Every entry needs to be printed exactly, please.

---- GIVEN RECORDS

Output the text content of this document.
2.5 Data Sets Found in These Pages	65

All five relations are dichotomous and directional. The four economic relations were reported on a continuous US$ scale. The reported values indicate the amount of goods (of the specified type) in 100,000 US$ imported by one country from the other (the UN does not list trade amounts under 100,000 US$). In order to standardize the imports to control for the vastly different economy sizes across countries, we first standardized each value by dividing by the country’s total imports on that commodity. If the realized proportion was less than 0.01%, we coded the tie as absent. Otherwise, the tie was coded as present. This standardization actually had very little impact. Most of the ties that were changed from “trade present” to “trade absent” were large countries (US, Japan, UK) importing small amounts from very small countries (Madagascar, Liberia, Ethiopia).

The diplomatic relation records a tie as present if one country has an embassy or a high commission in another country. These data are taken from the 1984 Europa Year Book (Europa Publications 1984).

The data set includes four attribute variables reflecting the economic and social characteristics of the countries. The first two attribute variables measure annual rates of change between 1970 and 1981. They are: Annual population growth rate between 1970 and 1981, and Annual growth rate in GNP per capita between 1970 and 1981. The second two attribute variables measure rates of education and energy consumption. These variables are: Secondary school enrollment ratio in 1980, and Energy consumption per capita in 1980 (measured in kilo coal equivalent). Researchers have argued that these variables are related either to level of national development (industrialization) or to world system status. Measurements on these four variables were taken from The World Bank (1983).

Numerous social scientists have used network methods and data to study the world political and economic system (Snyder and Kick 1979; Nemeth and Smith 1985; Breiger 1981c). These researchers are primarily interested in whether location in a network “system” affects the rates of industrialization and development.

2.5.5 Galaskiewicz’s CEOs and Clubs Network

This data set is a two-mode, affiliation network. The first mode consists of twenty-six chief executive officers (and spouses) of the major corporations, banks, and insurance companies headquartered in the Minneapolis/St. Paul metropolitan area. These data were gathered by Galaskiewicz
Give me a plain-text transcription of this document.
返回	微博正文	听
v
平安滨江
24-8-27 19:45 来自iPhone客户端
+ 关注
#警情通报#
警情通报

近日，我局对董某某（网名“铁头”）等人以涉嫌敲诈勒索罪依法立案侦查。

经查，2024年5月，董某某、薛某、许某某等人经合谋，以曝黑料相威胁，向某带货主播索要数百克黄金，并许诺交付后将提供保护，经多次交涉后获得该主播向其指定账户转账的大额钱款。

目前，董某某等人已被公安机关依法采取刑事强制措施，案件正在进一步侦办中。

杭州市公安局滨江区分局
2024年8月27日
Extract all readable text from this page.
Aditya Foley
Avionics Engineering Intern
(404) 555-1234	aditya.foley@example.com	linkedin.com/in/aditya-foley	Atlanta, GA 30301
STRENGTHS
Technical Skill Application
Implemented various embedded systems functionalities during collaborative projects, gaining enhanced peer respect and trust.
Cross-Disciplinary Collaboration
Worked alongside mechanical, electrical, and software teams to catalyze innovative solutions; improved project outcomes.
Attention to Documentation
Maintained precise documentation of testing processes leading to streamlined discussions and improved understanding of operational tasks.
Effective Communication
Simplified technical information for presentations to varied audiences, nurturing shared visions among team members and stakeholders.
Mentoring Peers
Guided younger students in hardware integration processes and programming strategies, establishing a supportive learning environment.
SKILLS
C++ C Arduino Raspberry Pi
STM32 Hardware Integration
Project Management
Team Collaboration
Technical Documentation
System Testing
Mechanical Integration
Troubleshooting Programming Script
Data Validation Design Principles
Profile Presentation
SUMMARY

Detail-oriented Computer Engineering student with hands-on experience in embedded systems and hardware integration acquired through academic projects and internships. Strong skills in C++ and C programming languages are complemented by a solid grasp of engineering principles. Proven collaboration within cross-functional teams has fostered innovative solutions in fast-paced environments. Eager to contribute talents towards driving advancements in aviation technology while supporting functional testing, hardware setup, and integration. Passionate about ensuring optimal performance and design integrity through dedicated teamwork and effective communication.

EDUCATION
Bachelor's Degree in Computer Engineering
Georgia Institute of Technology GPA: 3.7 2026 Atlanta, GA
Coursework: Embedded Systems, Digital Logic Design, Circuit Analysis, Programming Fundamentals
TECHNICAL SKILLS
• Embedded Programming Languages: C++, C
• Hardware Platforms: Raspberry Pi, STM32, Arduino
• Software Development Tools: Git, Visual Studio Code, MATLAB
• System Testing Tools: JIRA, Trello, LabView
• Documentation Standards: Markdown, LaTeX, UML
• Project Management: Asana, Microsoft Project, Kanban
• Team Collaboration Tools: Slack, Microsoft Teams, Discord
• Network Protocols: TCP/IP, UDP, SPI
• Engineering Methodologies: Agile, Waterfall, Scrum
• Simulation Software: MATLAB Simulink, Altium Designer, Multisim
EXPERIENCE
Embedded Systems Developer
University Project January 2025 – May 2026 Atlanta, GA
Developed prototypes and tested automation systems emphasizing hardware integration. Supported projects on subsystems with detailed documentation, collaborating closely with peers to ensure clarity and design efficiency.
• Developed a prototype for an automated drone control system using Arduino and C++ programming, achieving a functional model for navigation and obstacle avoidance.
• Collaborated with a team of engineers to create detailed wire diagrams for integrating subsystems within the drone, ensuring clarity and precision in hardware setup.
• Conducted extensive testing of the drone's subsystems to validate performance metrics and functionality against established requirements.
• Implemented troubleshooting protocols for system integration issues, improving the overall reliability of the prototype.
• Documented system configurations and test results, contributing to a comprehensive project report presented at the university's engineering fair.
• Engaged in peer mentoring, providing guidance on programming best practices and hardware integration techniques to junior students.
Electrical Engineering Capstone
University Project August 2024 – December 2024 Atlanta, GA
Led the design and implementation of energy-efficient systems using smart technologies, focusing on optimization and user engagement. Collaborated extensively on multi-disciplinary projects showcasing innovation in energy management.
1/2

--------

COMPLETED EXERCISE:
Output the text content of this document.
2.5 Data Sets Found in These Pages	65

All five relations are dichotomous and directional. The four economic relations were reported on a continuous US$ scale. The reported values indicate the amount of goods (of the specified type) in 100,000 US$ imported by one country from the other (the UN does not list trade amounts under 100,000 US$). In order to standardize the imports to control for the vastly different economy sizes across countries, we first standardized each value by dividing by the country’s total imports on that commodity. If the realized proportion was less than 0.01%, we coded the tie as absent. Otherwise, the tie was coded as present. This standardization actually had very little impact. Most of the ties that were changed from “trade present” to “trade absent” were large countries (US, Japan, UK) importing small amounts from very small countries (Madagascar, Liberia, Ethiopia).

The diplomatic relation records a tie as present if one country has an embassy or a high commission in another country. These data are taken from the 1984 Europa Year Book (Europa Publications 1984).

The data set includes four attribute variables reflecting the economic and social characteristics of the countries. The first two attribute variables measure annual rates of change between 1970 and 1981. They are: Annual population growth rate between 1970 and 1981, and Annual growth rate in GNP per capita between 1970 and 1981. The second two attribute variables measure rates of education and energy consumption. These variables are: Secondary school enrollment ratio in 1980, and Energy consumption per capita in 1980 (measured in kilo coal equivalent). Researchers have argued that these variables are related either to level of national development (industrialization) or to world system status. Measurements on these four variables were taken from The World Bank (1983).

Numerous social scientists have used network methods and data to study the world political and economic system (Snyder and Kick 1979; Nemeth and Smith 1985; Breiger 1981c). These researchers are primarily interested in whether location in a network “system” affects the rates of industrialization and development.

2.5.5 Galaskiewicz’s CEOs and Clubs Network

This data set is a two-mode, affiliation network. The first mode consists of twenty-six chief executive officers (and spouses) of the major corporations, banks, and insurance companies headquartered in the Minneapolis/St. Paul metropolitan area. These data were gathered by Galaskiewicz
Give me a plain-text transcription of this document.
返回	微博正文	听
v
平安滨江
24-8-27 19:45 来自iPhone客户端
+ 关注
#警情通报#
警情通报

近日，我局对董某某（网名“铁头”）等人以涉嫌敲诈勒索罪依法立案侦查。

经查，2024年5月，董某某、薛某、许某某等人经合谋，以曝黑料相威胁，向某带货主播索要数百克黄金，并许诺交付后将提供保护，经多次交涉后获得该主播向其指定账户转账的大额钱款。

目前，董某某等人已被公安机关依法采取刑事强制措施，案件正在进一步侦办中。

杭州市公安局滨江区分局
2024年8月27日
Extract all readable text from this page.
Aditya Foley
Avionics Engineering Intern
(404) 555-1234	aditya.foley@example.com	linkedin.com/in/aditya-foley	Atlanta, GA 30301
STRENGTHS
Technical Skill Application
Implemented various embedded systems functionalities during collaborative projects, gaining enhanced peer respect and trust.
Cross-Disciplinary Collaboration
Worked alongside mechanical, electrical, and software teams to catalyze innovative solutions; improved project outcomes.
Attention to Documentation
Maintained precise documentation of testing processes leading to streamlined discussions and improved understanding of operational tasks.
Effective Communication
Simplified technical information for presentations to varied audiences, nurturing shared visions among team members and stakeholders.
Mentoring Peers
Guided younger students in hardware integration processes and programming strategies, establishing a supportive learning environment.
SKILLS
C++ C Arduino Raspberry Pi
STM32 Hardware Integration
Project Management
Team Collaboration
Technical Documentation
System Testing
Mechanical Integration
Troubleshooting Programming Script
Data Validation Design Principles
Profile Presentation
SUMMARY

Detail-oriented Computer Engineering student with hands-on experience in embedded systems and hardware integration acquired through academic projects and internships. Strong skills in C++ and C programming languages are complemented by a solid grasp of engineering principles. Proven collaboration within cross-functional teams has fostered innovative solutions in fast-paced environments. Eager to contribute talents towards driving advancements in aviation technology while supporting functional testing, hardware setup, and integration. Passionate about ensuring optimal performance and design integrity through dedicated teamwork and effective communication.

EDUCATION
Bachelor's Degree in Computer Engineering
Georgia Institute of Technology GPA: 3.7 2026 Atlanta, GA
Coursework: Embedded Systems, Digital Logic Design, Circuit Analysis, Programming Fundamentals
TECHNICAL SKILLS
• Embedded Programming Languages: C++, C
• Hardware Platforms: Raspberry Pi, STM32, Arduino
• Software Development Tools: Git, Visual Studio Code, MATLAB
• System Testing Tools: JIRA, Trello, LabView
• Documentation Standards: Markdown, LaTeX, UML
• Project Management: Asana, Microsoft Project, Kanban
• Team Collaboration Tools: Slack, Microsoft Teams, Discord
• Network Protocols: TCP/IP, UDP, SPI
• Engineering Methodologies: Agile, Waterfall, Scrum
• Simulation Software: MATLAB Simulink, Altium Designer, Multisim
EXPERIENCE
Embedded Systems Developer
University Project January 2025 – May 2026 Atlanta, GA
Developed prototypes and tested automation systems emphasizing hardware integration. Supported projects on subsystems with detailed documentation, collaborating closely with peers to ensure clarity and design efficiency.
• Developed a prototype for an automated drone control system using Arduino and C++ programming, achieving a functional model for navigation and obstacle avoidance.
• Collaborated with a team of engineers to create detailed wire diagrams for integrating subsystems within the drone, ensuring clarity and precision in hardware setup.
• Conducted extensive testing of the drone's subsystems to validate performance metrics and functionality against established requirements.
• Implemented troubleshooting protocols for system integration issues, improving the overall reliability of the prototype.
• Documented system configurations and test results, contributing to a comprehensive project report presented at the university's engineering fair.
• Engaged in peer mentoring, providing guidance on programming best practices and hardware integration techniques to junior students.
Electrical Engineering Capstone
University Project August 2024 – December 2024 Atlanta, GA
Led the design and implementation of energy-efficient systems using smart technologies, focusing on optimization and user engagement. Collaborated extensively on multi-disciplinary projects showcasing innovation in energy management.
1/2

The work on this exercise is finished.